(CHALLENGE)
Return the lines from the one containing "chevron-right-icon bbox=[428, 93, 437, 107]" up to and including the one containing "tab-list[interactable]: 列表 bbox=[0, 743, 92, 818]", reproducing each without any change.

(Stored dataset items)

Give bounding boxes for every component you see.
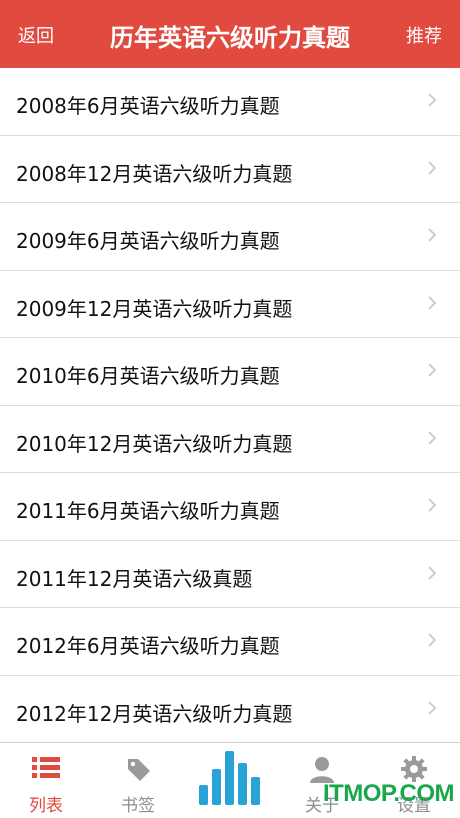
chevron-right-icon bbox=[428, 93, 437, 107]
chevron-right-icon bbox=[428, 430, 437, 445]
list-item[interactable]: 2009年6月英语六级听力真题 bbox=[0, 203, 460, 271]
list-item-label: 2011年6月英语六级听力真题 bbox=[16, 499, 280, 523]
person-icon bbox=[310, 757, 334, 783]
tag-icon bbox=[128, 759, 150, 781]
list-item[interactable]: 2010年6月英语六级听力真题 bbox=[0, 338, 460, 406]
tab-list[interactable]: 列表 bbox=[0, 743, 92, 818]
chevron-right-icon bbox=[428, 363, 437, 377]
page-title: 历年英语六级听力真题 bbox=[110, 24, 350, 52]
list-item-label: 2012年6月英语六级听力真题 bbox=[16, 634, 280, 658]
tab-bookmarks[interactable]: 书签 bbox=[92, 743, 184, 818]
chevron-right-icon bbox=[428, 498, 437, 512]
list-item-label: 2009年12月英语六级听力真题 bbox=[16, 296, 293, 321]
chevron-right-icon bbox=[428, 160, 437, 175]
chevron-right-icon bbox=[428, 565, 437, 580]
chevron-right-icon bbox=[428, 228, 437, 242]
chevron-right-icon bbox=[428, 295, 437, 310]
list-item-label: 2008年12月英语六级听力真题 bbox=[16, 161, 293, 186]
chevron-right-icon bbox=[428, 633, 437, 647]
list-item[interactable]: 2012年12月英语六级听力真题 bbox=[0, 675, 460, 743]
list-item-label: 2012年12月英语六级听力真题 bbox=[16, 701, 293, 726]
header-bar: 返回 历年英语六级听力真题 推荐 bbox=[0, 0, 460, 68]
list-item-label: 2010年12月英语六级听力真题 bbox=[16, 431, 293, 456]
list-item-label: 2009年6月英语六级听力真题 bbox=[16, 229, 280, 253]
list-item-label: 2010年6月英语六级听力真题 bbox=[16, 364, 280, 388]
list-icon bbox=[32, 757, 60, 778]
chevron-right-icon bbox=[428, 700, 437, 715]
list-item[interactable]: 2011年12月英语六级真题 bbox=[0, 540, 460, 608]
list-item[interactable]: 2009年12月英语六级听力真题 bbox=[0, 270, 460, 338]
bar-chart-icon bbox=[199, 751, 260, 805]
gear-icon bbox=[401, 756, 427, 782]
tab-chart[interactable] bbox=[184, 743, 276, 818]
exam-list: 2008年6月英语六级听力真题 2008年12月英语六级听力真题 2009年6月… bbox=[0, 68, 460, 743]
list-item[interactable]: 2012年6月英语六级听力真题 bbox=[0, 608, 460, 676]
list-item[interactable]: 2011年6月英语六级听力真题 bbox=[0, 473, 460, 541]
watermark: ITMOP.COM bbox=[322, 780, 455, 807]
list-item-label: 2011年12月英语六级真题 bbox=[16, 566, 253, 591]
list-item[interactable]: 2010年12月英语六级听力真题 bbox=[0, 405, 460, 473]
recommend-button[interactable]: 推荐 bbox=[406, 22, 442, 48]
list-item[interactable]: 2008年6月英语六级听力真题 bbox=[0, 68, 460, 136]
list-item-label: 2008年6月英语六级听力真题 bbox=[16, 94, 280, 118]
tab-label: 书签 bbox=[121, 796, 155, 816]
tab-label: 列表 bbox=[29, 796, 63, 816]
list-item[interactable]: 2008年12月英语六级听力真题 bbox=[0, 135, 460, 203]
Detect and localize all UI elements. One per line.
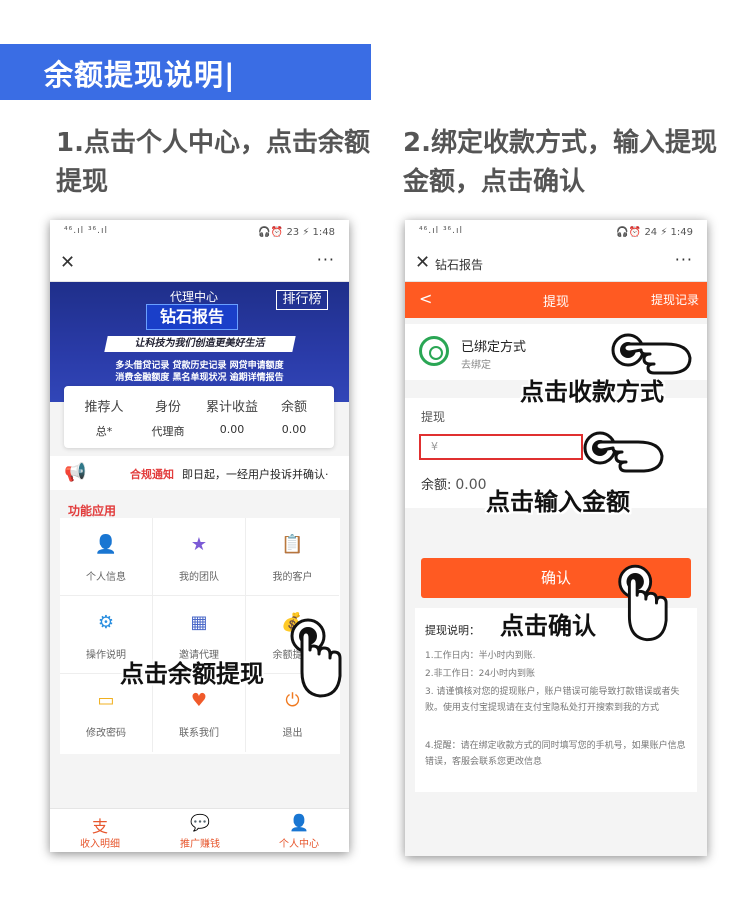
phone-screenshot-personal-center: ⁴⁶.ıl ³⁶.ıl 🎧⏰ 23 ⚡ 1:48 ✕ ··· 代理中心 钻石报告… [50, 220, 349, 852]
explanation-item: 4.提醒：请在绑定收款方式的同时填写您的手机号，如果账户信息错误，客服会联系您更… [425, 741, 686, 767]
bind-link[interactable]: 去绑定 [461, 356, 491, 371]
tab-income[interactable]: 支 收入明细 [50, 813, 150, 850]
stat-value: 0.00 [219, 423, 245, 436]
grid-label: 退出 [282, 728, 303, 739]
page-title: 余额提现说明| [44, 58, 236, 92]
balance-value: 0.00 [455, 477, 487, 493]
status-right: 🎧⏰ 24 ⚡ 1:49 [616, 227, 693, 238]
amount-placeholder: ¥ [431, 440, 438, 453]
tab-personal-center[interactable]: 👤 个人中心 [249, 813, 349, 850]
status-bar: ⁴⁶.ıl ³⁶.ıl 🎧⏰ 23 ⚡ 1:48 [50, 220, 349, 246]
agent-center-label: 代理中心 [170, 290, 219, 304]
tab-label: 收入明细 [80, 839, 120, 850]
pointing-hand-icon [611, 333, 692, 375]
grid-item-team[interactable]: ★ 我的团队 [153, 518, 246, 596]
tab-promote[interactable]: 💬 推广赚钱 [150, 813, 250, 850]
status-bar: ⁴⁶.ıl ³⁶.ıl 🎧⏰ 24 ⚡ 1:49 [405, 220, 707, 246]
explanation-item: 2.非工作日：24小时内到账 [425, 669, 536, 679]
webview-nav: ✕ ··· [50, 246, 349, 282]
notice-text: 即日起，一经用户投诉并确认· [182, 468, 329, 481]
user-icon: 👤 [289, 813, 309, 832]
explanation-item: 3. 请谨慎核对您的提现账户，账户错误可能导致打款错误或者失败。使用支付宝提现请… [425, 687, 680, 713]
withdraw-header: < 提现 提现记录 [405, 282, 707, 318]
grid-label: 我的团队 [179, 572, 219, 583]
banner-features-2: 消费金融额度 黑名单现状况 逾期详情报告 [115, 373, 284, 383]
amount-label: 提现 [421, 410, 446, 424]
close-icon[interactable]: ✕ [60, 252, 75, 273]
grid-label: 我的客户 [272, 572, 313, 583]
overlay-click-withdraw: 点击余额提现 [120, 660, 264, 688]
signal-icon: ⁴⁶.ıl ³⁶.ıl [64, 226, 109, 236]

(FULL OUTPUT)
chevron-right-icon bbox=[428, 93, 437, 107]
chevron-right-icon bbox=[428, 430, 437, 445]
list-item[interactable]: 2009年6月英语六级听力真题 bbox=[0, 203, 460, 271]
list-item-label: 2011年6月英语六级听力真题 bbox=[16, 499, 280, 523]
person-icon bbox=[310, 757, 334, 783]
tag-icon bbox=[128, 759, 150, 781]
list-item[interactable]: 2010年6月英语六级听力真题 bbox=[0, 338, 460, 406]
tab-list[interactable]: 列表 bbox=[0, 743, 92, 818]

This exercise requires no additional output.